■ DIRECTIONS
Extract the listing in its entirety, keeping each line identical to the original.

________

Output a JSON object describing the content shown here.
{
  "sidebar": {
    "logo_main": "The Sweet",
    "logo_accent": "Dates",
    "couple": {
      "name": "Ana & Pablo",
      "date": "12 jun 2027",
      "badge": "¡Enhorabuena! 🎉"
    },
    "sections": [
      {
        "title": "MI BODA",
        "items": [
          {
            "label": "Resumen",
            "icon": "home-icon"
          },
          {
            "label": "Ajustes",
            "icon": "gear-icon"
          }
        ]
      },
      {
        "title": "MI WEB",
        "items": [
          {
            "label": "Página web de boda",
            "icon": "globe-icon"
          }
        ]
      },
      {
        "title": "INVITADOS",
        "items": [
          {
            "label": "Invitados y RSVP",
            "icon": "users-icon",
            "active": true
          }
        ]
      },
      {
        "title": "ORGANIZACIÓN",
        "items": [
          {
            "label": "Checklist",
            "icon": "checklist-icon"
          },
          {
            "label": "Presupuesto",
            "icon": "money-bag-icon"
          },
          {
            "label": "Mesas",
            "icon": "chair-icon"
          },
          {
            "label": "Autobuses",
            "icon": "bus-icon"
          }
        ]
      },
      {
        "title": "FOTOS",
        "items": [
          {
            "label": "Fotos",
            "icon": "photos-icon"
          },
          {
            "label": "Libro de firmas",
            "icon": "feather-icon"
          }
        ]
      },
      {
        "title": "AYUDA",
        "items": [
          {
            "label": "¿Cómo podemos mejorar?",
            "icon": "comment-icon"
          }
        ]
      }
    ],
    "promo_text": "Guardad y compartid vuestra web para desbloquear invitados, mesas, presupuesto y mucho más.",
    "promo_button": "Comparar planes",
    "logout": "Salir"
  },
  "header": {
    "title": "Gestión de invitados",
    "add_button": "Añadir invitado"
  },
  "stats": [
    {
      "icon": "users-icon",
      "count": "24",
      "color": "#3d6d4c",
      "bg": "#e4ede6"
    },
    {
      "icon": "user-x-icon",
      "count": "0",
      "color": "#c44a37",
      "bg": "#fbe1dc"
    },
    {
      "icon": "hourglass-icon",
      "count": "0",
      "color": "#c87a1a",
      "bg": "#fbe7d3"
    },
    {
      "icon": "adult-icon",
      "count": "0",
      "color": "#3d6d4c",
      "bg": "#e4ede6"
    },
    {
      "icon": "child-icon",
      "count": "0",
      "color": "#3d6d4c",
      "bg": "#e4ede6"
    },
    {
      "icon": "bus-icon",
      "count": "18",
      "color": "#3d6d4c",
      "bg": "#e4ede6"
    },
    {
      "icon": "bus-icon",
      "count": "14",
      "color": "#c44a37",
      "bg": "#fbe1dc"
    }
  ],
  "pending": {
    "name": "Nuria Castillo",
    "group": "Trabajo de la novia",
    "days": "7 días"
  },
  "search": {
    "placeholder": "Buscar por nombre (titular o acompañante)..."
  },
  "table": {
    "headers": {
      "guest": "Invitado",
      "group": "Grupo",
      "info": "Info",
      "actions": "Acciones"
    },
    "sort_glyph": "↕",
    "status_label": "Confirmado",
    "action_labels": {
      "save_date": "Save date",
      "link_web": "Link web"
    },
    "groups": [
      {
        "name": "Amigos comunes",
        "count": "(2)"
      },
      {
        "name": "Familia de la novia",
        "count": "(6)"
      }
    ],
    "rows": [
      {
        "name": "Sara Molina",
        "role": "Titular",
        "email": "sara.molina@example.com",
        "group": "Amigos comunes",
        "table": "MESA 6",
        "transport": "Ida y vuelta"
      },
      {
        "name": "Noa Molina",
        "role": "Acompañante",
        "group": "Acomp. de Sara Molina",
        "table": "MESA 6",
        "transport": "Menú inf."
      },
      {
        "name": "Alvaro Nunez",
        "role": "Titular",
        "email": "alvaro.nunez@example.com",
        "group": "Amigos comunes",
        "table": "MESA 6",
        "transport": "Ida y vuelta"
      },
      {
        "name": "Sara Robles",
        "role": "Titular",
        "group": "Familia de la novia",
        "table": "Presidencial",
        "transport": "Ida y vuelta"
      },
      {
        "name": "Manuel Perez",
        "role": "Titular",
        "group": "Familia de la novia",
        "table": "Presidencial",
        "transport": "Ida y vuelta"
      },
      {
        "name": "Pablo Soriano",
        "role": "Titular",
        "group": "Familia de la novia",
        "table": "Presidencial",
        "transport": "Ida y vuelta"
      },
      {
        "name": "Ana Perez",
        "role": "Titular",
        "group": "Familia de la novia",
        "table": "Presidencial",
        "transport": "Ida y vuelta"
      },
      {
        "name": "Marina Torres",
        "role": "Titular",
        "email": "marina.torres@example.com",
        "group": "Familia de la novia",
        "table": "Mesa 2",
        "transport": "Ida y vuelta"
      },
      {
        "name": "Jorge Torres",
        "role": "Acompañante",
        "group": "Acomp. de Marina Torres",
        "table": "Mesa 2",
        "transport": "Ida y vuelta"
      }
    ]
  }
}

________

■ REPLY TO THE TASK
Output a JSON object describing the content shown here.
{
  "sidebar": {
    "logo_main": "The Sweet",
    "logo_accent": "Dates",
    "couple": {
      "name": "Ana & Pablo",
      "date": "12 jun 2027",
      "badge": "¡Enhorabuena! 🎉"
    },
    "sections": [
      {
        "title": "MI BODA",
        "items": [
          {
            "label": "Resumen",
            "icon": "home-icon"
          },
          {
            "label": "Ajustes",
            "icon": "gear-icon"
          }
        ]
      },
      {
        "title": "MI WEB",
        "items": [
          {
            "label": "Página web de boda",
            "icon": "globe-icon"
          }
        ]
      },
      {
        "title": "INVITADOS",
        "items": [
          {
            "label": "Invitados y RSVP",
            "icon": "users-icon",
            "active": true
          }
        ]
      },
      {
        "title": "ORGANIZACIÓN",
        "items": [
          {
            "label": "Checklist",
            "icon": "checklist-icon"
          },
          {
            "label": "Presupuesto",
            "icon": "money-bag-icon"
          },
          {
            "label": "Mesas",
            "icon": "chair-icon"
          },
          {
            "label": "Autobuses",
            "icon": "bus-icon"
          }
        ]
      },
      {
        "title": "FOTOS",
        "items": [
          {
            "label": "Fotos",
            "icon": "photos-icon"
          },
          {
            "label": "Libro de firmas",
            "icon": "feather-icon"
          }
        ]
      },
      {
        "title": "AYUDA",
        "items": [
          {
            "label": "¿Cómo podemos mejorar?",
            "icon": "comment-icon"
          }
        ]
      }
    ],
    "promo_text": "Guardad y compartid vuestra web para desbloquear invitados, mesas, presupuesto y mucho más.",
    "promo_button": "Comparar planes",
    "logout": "Salir"
  },
  "header": {
    "title": "Gestión de invitados",
    "add_button": "Añadir invitado"
  },
  "stats": [
    {
      "icon": "users-icon",
      "count": "24",
      "color": "#3d6d4c",
      "bg": "#e4ede6"
    },
    {
      "icon": "user-x-icon",
      "count": "0",
      "color": "#c44a37",
      "bg": "#fbe1dc"
    },
    {
      "icon": "hourglass-icon",
      "count": "0",
      "color": "#c87a1a",
      "bg": "#fbe7d3"
    },
    {
      "icon": "adult-icon",
      "count": "0",
      "color": "#3d6d4c",
      "bg": "#e4ede6"
    },
    {
      "icon": "child-icon",
      "count": "0",
      "color": "#3d6d4c",
      "bg": "#e4ede6"
    },
    {
      "icon": "bus-icon",
      "count": "18",
      "color": "#3d6d4c",
      "bg": "#e4ede6"
    },
    {
      "icon": "bus-icon",
      "count": "14",
      "color": "#c44a37",
      "bg": "#fbe1dc"
    }
  ],
  "pending": {
    "name": "Nuria Castillo",
    "group": "Trabajo de la novia",
    "days": "7 días"
  },
  "search": {
    "placeholder": "Buscar por nombre (titular o acompañante)..."
  },
  "table": {
    "headers": {
      "guest": "Invitado",
      "group": "Grupo",
      "info": "Info",
      "actions": "Acciones"
    },
    "sort_glyph": "↕",
    "status_label": "Confirmado",
    "action_labels": {
      "save_date": "Save date",
      "link_web": "Link web"
    },
    "groups": [
      {
        "name": "Amigos comunes",
        "count": "(2)"
      },
      {
        "name": "Familia de la novia",
        "count": "(6)"
      }
    ],
    "rows": [
      {
        "name": "Sara Molina",
        "role": "Titular",
        "email": "sara.molina@example.com",
        "group": "Amigos comunes",
        "table": "MESA 6",
        "transport": "Ida y vuelta"
      },
      {
        "name": "Noa Molina",
        "role": "Acompañante",
        "group": "Acomp. de Sara Molina",
        "table": "MESA 6",
        "transport": "Menú inf."
      },
      {
        "name": "Alvaro Nunez",
        "role": "Titular",
        "email": "alvaro.nunez@example.com",
        "group": "Amigos comunes",
        "table": "MESA 6",
        "transport": "Ida y vuelta"
      },
      {
        "name": "Sara Robles",
        "role": "Titular",
        "group": "Familia de la novia",
        "table": "Presidencial",
        "transport": "Ida y vuelta"
      },
      {
        "name": "Manuel Perez",
        "role": "Titular",
        "group": "Familia de la novia",
        "table": "Presidencial",
        "transport": "Ida y vuelta"
      },
      {
        "name": "Pablo Soriano",
        "role": "Titular",
        "group": "Familia de la novia",
        "table": "Presidencial",
        "transport": "Ida y vuelta"
      },
      {
        "name": "Ana Perez",
        "role": "Titular",
        "group": "Familia de la novia",
        "table": "Presidencial",
        "transport": "Ida y vuelta"
      },
      {
        "name": "Marina Torres",
        "role": "Titular",
        "email": "marina.torres@example.com",
        "group": "Familia de la novia",
        "table": "Mesa 2",
        "transport": "Ida y vuelta"
      },
      {
        "name": "Jorge Torres",
        "role": "Acompañante",
        "group": "Acomp. de Marina Torres",
        "table": "Mesa 2",
        "transport": "Ida y vuelta"
      }
    ]
  }
}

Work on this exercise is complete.